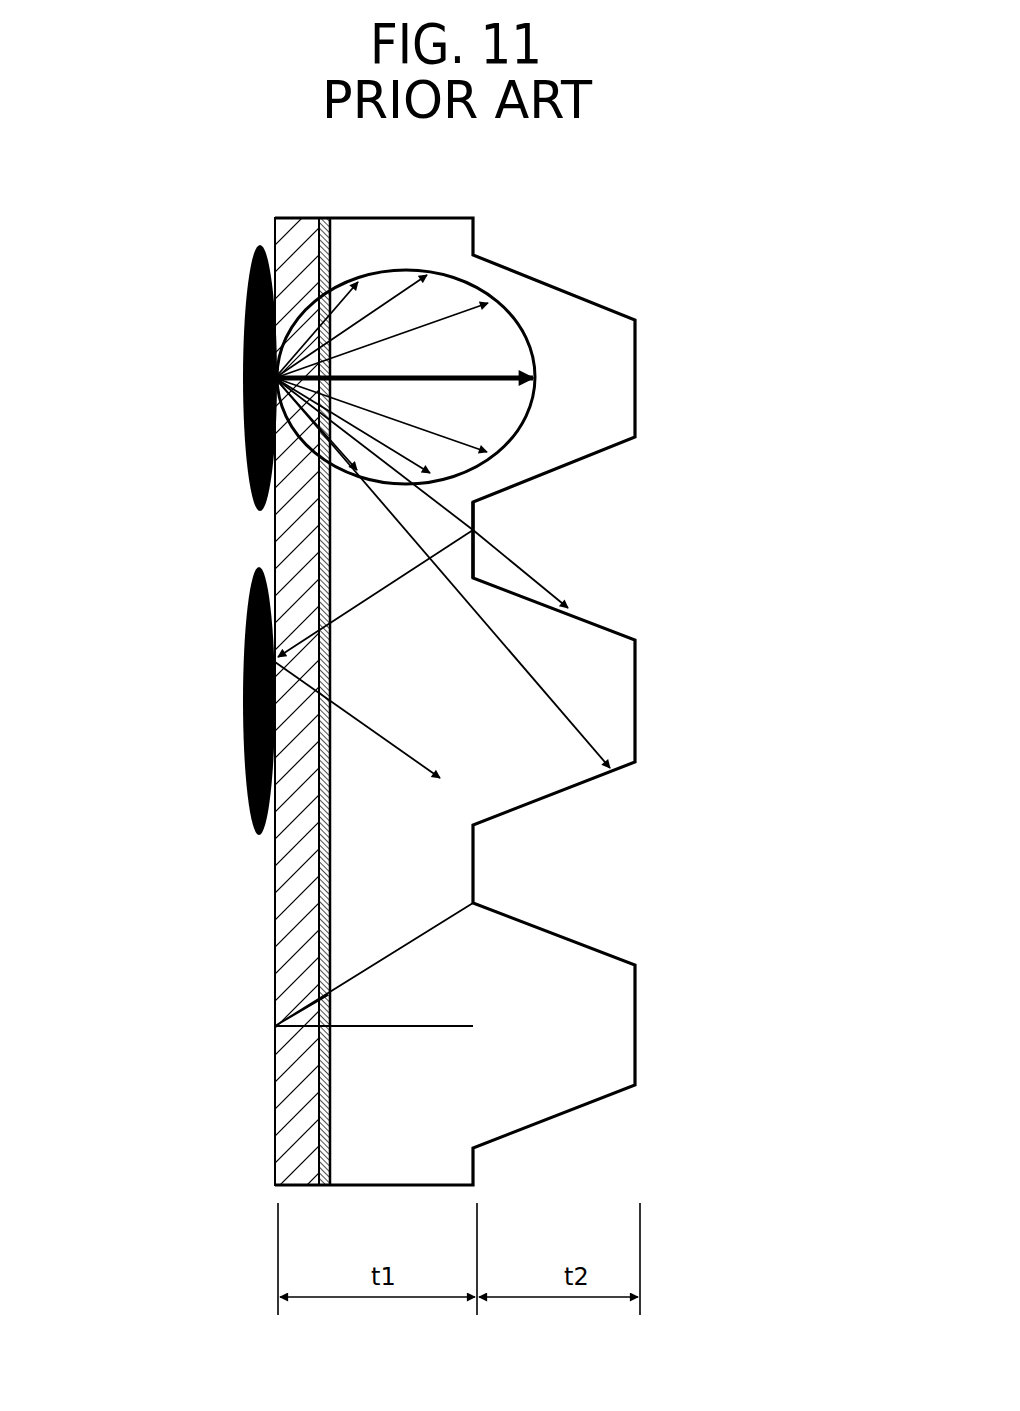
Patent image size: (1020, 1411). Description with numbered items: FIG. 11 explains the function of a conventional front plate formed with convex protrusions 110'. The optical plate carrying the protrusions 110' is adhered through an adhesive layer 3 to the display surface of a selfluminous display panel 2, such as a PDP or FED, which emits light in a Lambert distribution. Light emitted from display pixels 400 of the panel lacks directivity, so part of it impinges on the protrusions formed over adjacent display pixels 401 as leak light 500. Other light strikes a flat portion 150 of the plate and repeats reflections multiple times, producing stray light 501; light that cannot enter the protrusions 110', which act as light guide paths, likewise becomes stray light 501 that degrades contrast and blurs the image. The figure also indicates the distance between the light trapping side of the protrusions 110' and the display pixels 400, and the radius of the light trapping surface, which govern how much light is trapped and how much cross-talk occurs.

The selfluminous display panel 2 is at (291, 218).
The adhesive layer 3 is at (327, 218).
The protrusions 110' is at (473, 701).
The flat portion 150 is at (478, 512).
The display pixels 400 is at (242, 381).
The adjacent display pixels 401 is at (242, 693).
The leak light 500 is at (555, 706).
The stray light 501 is at (365, 602).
•••••
#### [EXERCISE DETAILS]
Can you retype every line of the records above word for word, leaving out the pictures?

#### [WORKED SOLUTION]
Patent image size: (1020, 1411). Description with numbered items: FIG. 11 explains the function of a conventional front plate formed with convex protrusions 110'. The optical plate carrying the protrusions 110' is adhered through an adhesive layer 3 to the display surface of a selfluminous display panel 2, such as a PDP or FED, which emits light in a Lambert distribution. Light emitted from display pixels 400 of the panel lacks directivity, so part of it impinges on the protrusions formed over adjacent display pixels 401 as leak light 500. Other light strikes a flat portion 150 of the plate and repeats reflections multiple times, producing stray light 501; light that cannot enter the protrusions 110', which act as light guide paths, likewise becomes stray light 501 that degrades contrast and blurs the image. The figure also indicates the distance between the light trapping side of the protrusions 110' and the display pixels 400, and the radius of the light trapping surface, which govern how much light is trapped and how much cross-talk occurs.

The selfluminous display panel 2 is at (291, 218).
The adhesive layer 3 is at (327, 218).
The protrusions 110' is at (473, 701).
The flat portion 150 is at (478, 512).
The display pixels 400 is at (242, 381).
The adjacent display pixels 401 is at (242, 693).
The leak light 500 is at (555, 706).
The stray light 501 is at (365, 602).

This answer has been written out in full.